**What to do**.
All records should be reproduced verbatim.

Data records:
___
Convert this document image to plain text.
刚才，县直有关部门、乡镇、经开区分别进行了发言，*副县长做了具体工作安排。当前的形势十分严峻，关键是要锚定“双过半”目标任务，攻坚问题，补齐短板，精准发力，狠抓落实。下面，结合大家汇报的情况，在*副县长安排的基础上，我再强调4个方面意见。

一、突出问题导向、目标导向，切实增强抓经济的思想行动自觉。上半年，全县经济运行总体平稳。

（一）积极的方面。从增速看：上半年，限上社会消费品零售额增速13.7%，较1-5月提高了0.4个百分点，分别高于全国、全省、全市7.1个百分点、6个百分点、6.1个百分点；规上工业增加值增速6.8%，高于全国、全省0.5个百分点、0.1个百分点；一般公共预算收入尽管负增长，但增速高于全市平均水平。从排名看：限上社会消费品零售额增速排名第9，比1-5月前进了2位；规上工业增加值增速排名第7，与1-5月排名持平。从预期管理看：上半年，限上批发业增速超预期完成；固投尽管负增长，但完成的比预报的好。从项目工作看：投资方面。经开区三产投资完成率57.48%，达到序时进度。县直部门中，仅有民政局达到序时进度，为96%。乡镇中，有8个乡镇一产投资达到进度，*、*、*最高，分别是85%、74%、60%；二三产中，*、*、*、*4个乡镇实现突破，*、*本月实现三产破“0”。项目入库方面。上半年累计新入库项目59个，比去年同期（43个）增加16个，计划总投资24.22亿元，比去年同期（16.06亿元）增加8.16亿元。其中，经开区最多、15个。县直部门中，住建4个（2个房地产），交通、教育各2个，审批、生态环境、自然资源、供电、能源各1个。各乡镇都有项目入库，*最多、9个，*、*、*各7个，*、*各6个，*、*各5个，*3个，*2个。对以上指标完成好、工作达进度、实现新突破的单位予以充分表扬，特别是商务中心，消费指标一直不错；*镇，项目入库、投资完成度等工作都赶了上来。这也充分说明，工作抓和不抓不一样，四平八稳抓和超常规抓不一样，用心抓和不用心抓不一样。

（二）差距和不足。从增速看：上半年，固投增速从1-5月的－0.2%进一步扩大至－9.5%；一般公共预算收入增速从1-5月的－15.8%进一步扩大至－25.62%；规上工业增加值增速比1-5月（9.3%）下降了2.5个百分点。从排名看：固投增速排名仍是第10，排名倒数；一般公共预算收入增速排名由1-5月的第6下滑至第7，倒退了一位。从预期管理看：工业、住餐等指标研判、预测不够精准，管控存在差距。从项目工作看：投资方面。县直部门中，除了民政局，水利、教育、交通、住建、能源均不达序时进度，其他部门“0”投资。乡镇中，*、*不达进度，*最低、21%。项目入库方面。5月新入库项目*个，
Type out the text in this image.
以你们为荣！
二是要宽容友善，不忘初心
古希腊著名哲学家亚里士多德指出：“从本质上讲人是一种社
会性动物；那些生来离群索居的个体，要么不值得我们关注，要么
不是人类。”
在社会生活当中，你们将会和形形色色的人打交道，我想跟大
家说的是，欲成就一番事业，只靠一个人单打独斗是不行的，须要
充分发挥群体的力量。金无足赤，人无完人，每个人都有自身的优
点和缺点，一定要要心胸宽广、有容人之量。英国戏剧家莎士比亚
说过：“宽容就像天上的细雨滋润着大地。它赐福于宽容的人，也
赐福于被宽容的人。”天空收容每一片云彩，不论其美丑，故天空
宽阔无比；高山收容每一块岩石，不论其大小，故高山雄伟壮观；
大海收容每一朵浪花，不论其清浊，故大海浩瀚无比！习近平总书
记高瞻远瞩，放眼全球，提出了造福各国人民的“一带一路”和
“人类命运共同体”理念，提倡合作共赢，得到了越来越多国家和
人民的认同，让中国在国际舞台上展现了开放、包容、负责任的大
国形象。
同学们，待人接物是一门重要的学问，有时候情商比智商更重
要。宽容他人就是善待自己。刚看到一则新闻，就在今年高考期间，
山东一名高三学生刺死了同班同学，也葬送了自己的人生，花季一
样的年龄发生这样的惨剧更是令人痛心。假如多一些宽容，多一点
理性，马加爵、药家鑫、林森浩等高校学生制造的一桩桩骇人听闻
___
**Exercise response**.
Convert this document image to plain text.
刚才，县直有关部门、乡镇、经开区分别进行了发言，*副县长做了具体工作安排。当前的形势十分严峻，关键是要锚定“双过半”目标任务，攻坚问题，补齐短板，精准发力，狠抓落实。下面，结合大家汇报的情况，在*副县长安排的基础上，我再强调4个方面意见。

一、突出问题导向、目标导向，切实增强抓经济的思想行动自觉。上半年，全县经济运行总体平稳。

（一）积极的方面。从增速看：上半年，限上社会消费品零售额增速13.7%，较1-5月提高了0.4个百分点，分别高于全国、全省、全市7.1个百分点、6个百分点、6.1个百分点；规上工业增加值增速6.8%，高于全国、全省0.5个百分点、0.1个百分点；一般公共预算收入尽管负增长，但增速高于全市平均水平。从排名看：限上社会消费品零售额增速排名第9，比1-5月前进了2位；规上工业增加值增速排名第7，与1-5月排名持平。从预期管理看：上半年，限上批发业增速超预期完成；固投尽管负增长，但完成的比预报的好。从项目工作看：投资方面。经开区三产投资完成率57.48%，达到序时进度。县直部门中，仅有民政局达到序时进度，为96%。乡镇中，有8个乡镇一产投资达到进度，*、*、*最高，分别是85%、74%、60%；二三产中，*、*、*、*4个乡镇实现突破，*、*本月实现三产破“0”。项目入库方面。上半年累计新入库项目59个，比去年同期（43个）增加16个，计划总投资24.22亿元，比去年同期（16.06亿元）增加8.16亿元。其中，经开区最多、15个。县直部门中，住建4个（2个房地产），交通、教育各2个，审批、生态环境、自然资源、供电、能源各1个。各乡镇都有项目入库，*最多、9个，*、*、*各7个，*、*各6个，*、*各5个，*3个，*2个。对以上指标完成好、工作达进度、实现新突破的单位予以充分表扬，特别是商务中心，消费指标一直不错；*镇，项目入库、投资完成度等工作都赶了上来。这也充分说明，工作抓和不抓不一样，四平八稳抓和超常规抓不一样，用心抓和不用心抓不一样。

（二）差距和不足。从增速看：上半年，固投增速从1-5月的－0.2%进一步扩大至－9.5%；一般公共预算收入增速从1-5月的－15.8%进一步扩大至－25.62%；规上工业增加值增速比1-5月（9.3%）下降了2.5个百分点。从排名看：固投增速排名仍是第10，排名倒数；一般公共预算收入增速排名由1-5月的第6下滑至第7，倒退了一位。从预期管理看：工业、住餐等指标研判、预测不够精准，管控存在差距。从项目工作看：投资方面。县直部门中，除了民政局，水利、教育、交通、住建、能源均不达序时进度，其他部门“0”投资。乡镇中，*、*不达进度，*最低、21%。项目入库方面。5月新入库项目*个，
Type out the text in this image.
以你们为荣！
二是要宽容友善，不忘初心
古希腊著名哲学家亚里士多德指出：“从本质上讲人是一种社
会性动物；那些生来离群索居的个体，要么不值得我们关注，要么
不是人类。”
在社会生活当中，你们将会和形形色色的人打交道，我想跟大
家说的是，欲成就一番事业，只靠一个人单打独斗是不行的，须要
充分发挥群体的力量。金无足赤，人无完人，每个人都有自身的优
点和缺点，一定要要心胸宽广、有容人之量。英国戏剧家莎士比亚
说过：“宽容就像天上的细雨滋润着大地。它赐福于宽容的人，也
赐福于被宽容的人。”天空收容每一片云彩，不论其美丑，故天空
宽阔无比；高山收容每一块岩石，不论其大小，故高山雄伟壮观；
大海收容每一朵浪花，不论其清浊，故大海浩瀚无比！习近平总书
记高瞻远瞩，放眼全球，提出了造福各国人民的“一带一路”和
“人类命运共同体”理念，提倡合作共赢，得到了越来越多国家和
人民的认同，让中国在国际舞台上展现了开放、包容、负责任的大
国形象。
同学们，待人接物是一门重要的学问，有时候情商比智商更重
要。宽容他人就是善待自己。刚看到一则新闻，就在今年高考期间，
山东一名高三学生刺死了同班同学，也葬送了自己的人生，花季一
样的年龄发生这样的惨剧更是令人痛心。假如多一些宽容，多一点
理性，马加爵、药家鑫、林森浩等高校学生制造的一桩桩骇人听闻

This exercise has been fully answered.